TASK TO COMPLETE:
Lines that contain the string "komínů" are to be copied; leave out all others.

RECORDS SHOWN:

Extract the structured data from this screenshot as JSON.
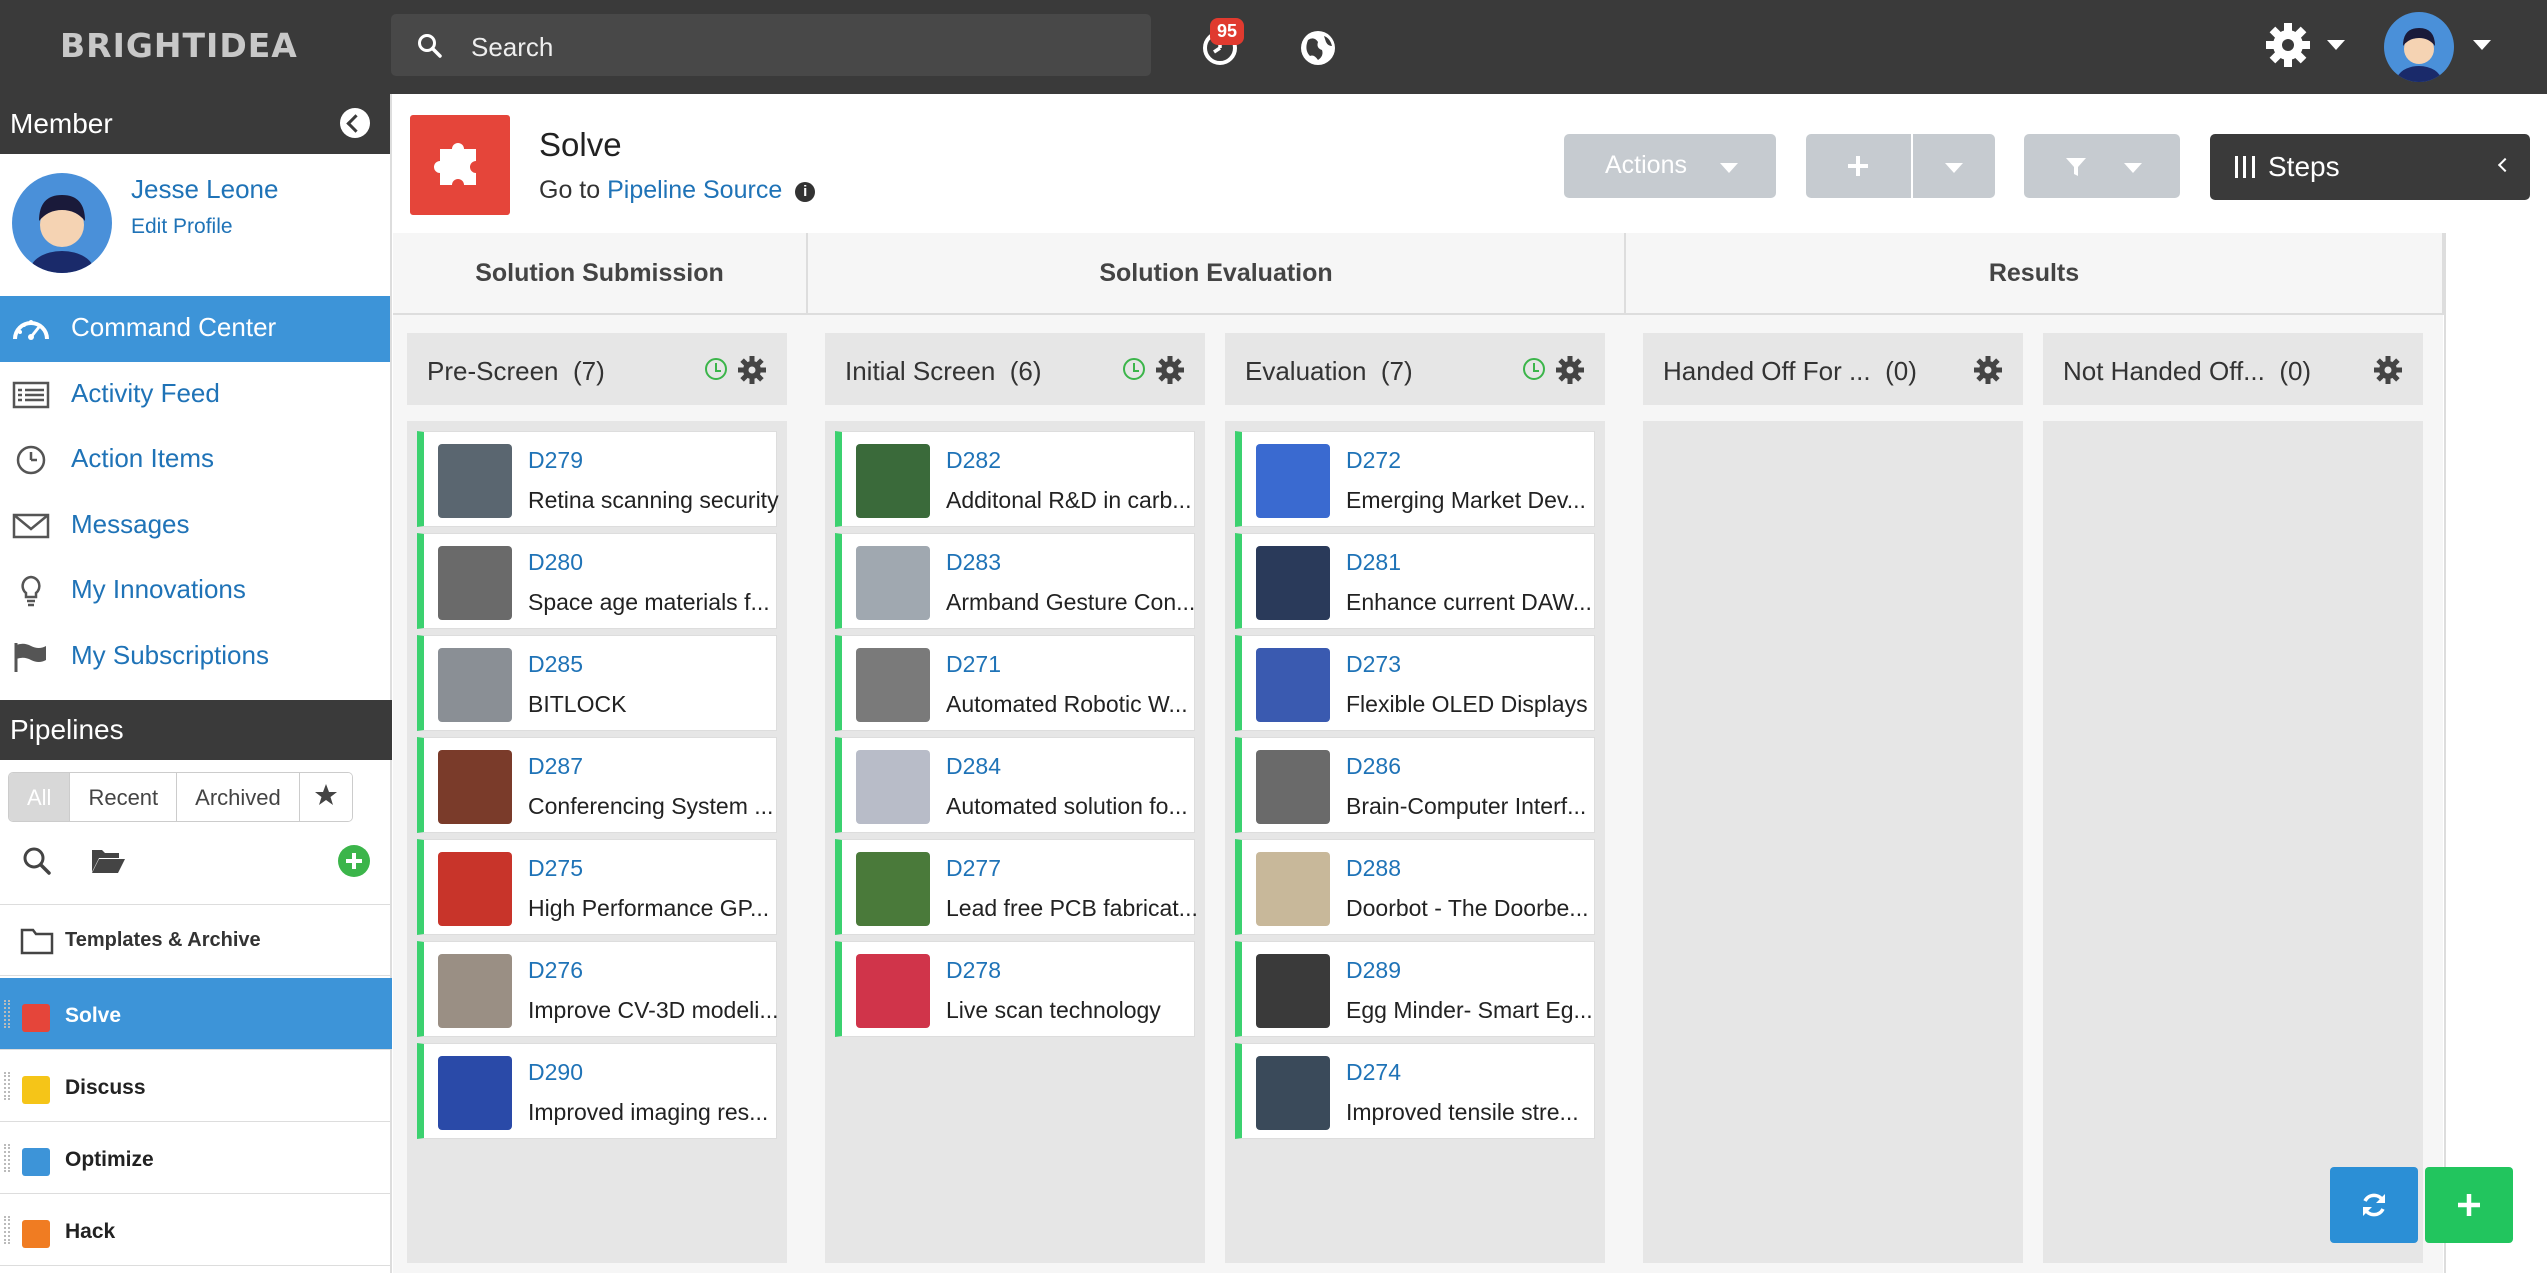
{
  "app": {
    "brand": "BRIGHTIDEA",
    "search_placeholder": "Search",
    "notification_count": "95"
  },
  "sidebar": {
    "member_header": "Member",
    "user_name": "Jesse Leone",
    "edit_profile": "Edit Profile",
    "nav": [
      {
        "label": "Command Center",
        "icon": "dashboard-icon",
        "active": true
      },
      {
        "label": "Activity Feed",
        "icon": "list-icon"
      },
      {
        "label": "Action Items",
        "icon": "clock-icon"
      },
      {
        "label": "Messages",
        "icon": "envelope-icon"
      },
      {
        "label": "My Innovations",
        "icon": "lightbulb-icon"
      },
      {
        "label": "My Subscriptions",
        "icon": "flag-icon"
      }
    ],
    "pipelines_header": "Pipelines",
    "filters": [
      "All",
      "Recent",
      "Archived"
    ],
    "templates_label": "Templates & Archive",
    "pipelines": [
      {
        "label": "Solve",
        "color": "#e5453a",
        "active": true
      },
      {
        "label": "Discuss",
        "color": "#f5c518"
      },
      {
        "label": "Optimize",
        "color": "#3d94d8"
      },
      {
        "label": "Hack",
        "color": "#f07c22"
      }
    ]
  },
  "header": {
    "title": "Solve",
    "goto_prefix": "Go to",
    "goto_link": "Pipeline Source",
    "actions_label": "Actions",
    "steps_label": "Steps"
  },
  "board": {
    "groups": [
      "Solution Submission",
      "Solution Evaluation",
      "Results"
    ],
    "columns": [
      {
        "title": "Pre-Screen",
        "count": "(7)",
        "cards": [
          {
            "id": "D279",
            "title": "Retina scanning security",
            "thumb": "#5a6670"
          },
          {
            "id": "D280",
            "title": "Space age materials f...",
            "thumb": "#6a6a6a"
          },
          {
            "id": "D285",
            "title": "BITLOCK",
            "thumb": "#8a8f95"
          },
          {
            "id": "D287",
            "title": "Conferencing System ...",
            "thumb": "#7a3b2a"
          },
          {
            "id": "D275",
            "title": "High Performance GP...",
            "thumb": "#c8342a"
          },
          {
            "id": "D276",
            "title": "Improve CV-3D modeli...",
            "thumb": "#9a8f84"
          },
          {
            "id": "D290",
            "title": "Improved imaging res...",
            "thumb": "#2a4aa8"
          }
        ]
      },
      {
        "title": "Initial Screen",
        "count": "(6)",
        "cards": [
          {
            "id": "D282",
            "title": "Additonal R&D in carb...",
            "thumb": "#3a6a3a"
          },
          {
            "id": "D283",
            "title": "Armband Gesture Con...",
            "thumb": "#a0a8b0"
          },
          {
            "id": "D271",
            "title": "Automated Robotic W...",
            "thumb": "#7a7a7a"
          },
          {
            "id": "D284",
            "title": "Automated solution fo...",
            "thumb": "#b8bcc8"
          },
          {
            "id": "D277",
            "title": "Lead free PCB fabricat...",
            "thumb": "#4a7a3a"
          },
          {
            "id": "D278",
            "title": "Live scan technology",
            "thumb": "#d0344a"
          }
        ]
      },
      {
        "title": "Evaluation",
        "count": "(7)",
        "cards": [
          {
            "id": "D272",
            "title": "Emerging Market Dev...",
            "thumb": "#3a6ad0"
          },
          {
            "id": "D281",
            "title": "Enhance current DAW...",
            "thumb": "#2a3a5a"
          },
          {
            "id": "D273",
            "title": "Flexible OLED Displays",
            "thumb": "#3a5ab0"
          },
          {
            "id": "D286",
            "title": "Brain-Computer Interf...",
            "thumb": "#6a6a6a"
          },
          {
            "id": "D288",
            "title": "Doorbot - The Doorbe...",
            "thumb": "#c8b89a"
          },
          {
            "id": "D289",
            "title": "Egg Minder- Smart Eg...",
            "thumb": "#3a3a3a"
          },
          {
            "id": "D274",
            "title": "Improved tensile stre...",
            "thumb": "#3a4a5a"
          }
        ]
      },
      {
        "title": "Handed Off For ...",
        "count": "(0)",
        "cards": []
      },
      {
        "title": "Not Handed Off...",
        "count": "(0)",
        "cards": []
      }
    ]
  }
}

==

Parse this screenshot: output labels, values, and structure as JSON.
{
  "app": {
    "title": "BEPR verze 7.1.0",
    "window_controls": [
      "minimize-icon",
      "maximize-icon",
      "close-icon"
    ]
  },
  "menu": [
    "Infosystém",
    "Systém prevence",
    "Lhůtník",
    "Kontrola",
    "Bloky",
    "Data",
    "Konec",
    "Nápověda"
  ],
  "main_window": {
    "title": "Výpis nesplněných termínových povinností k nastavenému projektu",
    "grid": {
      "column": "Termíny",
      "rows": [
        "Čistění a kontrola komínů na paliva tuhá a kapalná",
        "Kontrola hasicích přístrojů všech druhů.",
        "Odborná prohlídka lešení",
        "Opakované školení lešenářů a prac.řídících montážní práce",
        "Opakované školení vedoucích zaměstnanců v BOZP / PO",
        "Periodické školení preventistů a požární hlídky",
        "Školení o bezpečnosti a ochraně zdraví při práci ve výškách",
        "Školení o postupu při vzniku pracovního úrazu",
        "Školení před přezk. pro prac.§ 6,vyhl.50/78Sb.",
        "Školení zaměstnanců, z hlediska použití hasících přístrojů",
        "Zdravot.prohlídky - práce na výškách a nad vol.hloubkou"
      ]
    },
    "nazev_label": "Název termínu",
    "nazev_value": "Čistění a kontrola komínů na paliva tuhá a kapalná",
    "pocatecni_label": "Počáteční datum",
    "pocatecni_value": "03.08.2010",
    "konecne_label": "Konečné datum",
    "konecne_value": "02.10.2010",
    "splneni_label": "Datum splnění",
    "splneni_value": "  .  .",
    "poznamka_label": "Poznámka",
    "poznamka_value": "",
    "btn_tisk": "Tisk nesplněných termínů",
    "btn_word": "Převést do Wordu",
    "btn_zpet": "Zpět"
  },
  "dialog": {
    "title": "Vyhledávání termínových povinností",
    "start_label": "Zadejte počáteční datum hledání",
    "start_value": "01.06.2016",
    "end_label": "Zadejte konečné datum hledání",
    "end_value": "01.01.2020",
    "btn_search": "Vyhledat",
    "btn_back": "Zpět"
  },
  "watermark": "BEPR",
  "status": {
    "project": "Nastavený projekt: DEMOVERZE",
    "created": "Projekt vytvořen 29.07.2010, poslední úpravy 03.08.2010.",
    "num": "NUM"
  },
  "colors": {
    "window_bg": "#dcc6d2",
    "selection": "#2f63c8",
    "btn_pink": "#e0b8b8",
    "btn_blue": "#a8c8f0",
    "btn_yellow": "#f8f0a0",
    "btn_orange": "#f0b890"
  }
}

--

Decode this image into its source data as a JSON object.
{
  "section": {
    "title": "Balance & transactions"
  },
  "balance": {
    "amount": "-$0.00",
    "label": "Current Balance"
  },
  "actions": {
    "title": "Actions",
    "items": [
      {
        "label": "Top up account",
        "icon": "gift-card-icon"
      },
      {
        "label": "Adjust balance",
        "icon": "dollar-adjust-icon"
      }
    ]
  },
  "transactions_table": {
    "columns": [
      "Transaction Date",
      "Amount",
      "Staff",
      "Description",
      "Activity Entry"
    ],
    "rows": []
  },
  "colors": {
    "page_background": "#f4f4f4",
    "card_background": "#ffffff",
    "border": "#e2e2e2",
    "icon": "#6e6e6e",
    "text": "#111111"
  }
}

EXERCISE OUTPUT:
        "Čistění a kontrola komínů na paliva tuhá a kapalná",
    "nazev_value": "Čistění a kontrola komínů na paliva tuhá a kapalná",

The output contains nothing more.